* **Stated task**:
Return only the number of lines in the entries below that hold the word "document".

━━━ Data for processing

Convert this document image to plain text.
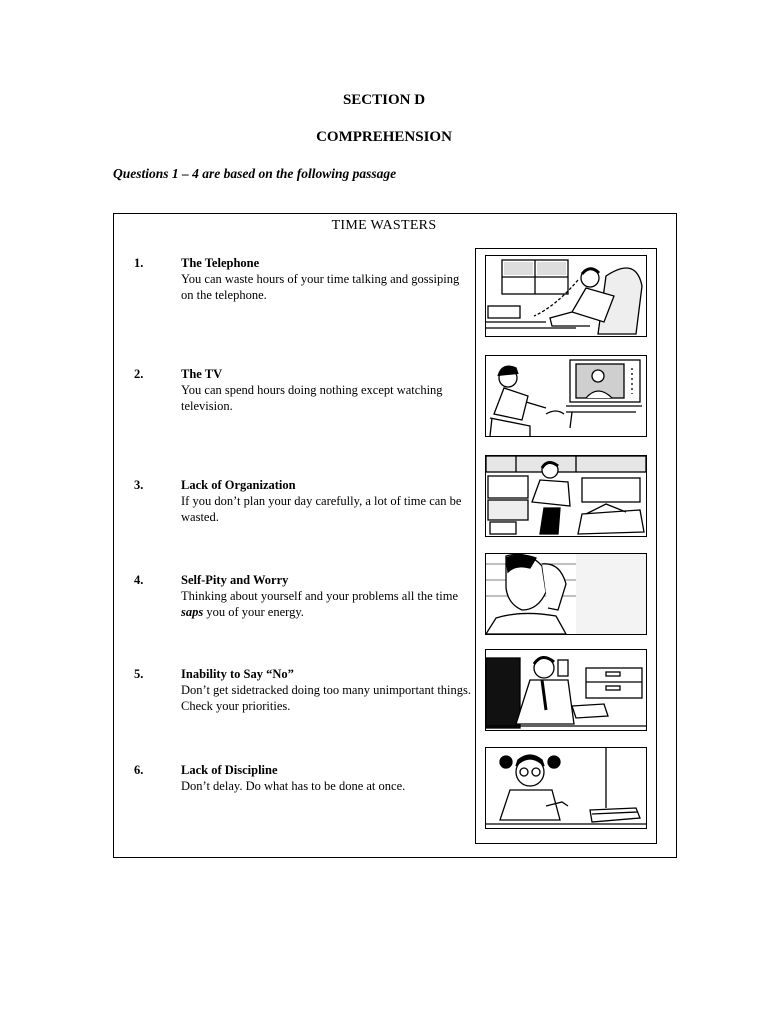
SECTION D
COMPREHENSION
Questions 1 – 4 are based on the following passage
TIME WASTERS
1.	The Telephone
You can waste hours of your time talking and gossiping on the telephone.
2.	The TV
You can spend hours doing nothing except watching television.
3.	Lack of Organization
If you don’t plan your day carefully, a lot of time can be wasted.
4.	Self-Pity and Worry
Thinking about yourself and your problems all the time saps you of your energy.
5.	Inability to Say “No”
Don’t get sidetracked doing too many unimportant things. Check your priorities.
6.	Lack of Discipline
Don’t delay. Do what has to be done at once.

━━━━━━
━━━ Data for processing

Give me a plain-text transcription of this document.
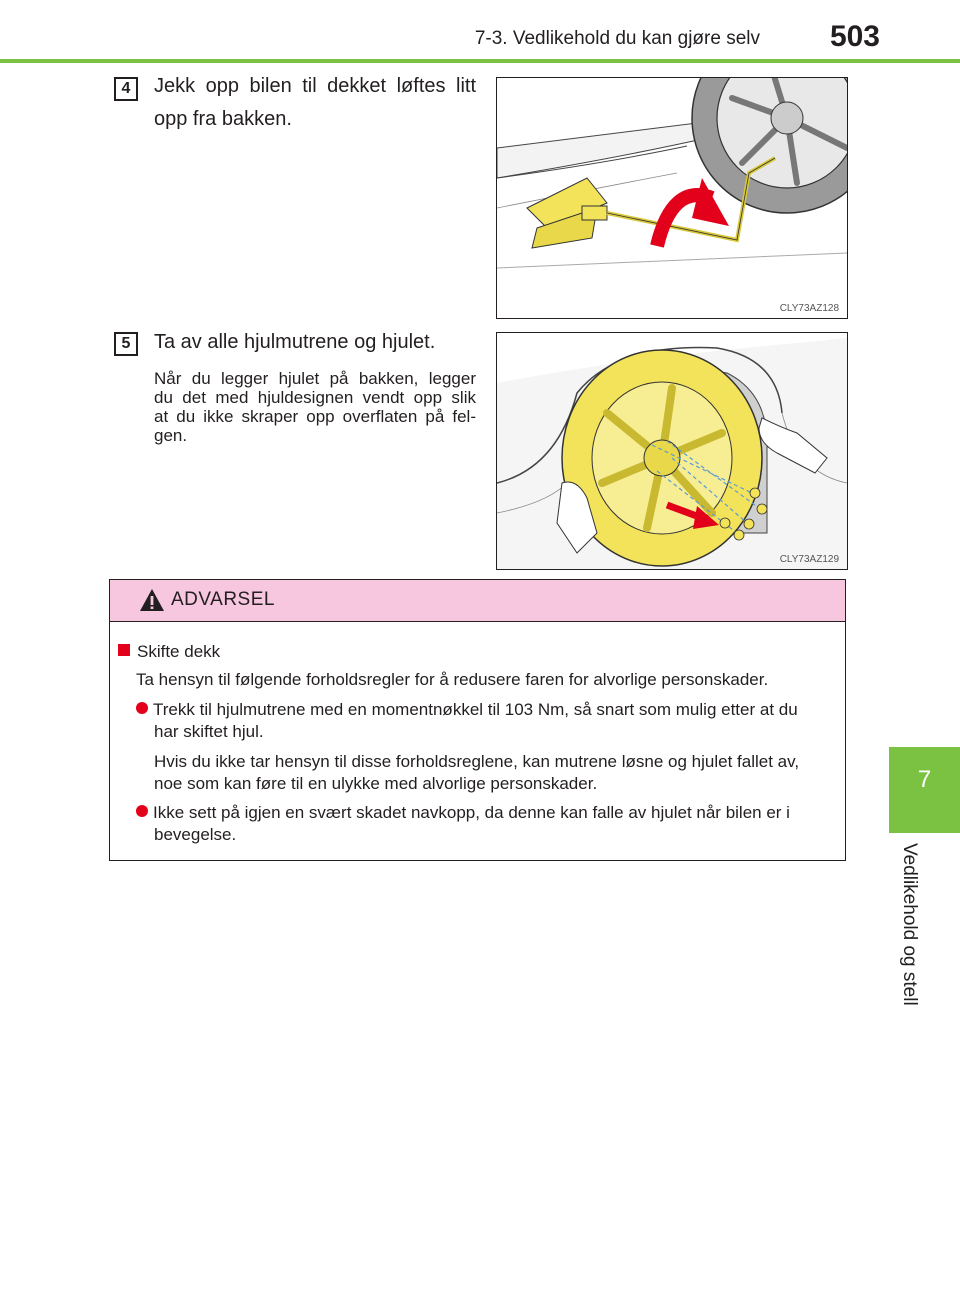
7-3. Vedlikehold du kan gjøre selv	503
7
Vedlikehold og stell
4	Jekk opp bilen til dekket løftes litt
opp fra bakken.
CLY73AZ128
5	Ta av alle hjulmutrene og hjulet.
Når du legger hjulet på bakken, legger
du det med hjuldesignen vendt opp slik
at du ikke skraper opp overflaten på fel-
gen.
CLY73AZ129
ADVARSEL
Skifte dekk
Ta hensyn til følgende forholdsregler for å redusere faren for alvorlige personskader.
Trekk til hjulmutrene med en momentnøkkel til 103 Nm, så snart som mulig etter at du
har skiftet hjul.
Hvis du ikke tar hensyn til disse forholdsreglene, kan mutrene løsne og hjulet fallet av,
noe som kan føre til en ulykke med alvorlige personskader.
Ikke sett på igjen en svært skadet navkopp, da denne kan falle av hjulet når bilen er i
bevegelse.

━━━━━━
━━━ Data for processing

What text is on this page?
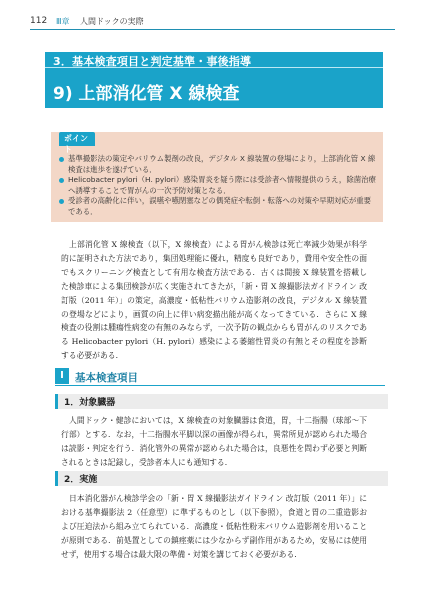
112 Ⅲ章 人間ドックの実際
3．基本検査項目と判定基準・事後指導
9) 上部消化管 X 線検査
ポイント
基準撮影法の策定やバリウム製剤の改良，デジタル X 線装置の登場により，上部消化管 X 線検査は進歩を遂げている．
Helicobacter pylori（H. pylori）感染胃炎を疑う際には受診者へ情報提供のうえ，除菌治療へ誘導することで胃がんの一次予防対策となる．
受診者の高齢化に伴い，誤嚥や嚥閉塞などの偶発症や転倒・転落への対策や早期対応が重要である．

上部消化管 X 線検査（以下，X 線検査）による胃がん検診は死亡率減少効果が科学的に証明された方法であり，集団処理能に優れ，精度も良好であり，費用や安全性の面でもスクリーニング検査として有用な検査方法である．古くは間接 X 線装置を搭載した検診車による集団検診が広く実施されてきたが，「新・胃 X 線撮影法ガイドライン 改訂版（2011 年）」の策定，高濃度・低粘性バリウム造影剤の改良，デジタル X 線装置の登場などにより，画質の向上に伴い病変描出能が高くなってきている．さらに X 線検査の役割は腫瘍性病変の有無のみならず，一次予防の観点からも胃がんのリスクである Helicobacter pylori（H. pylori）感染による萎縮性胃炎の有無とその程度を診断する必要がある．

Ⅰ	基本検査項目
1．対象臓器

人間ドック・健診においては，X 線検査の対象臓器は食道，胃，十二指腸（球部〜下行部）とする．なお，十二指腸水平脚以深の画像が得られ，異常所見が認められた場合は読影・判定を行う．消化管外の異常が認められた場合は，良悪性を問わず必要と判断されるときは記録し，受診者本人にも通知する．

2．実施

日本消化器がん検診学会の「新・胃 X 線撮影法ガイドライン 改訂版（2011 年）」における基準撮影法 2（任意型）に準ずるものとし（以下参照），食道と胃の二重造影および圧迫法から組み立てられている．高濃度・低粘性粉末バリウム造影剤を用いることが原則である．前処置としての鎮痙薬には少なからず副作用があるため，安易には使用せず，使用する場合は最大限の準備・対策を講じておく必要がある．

━━━━━━

* **Answer**:
2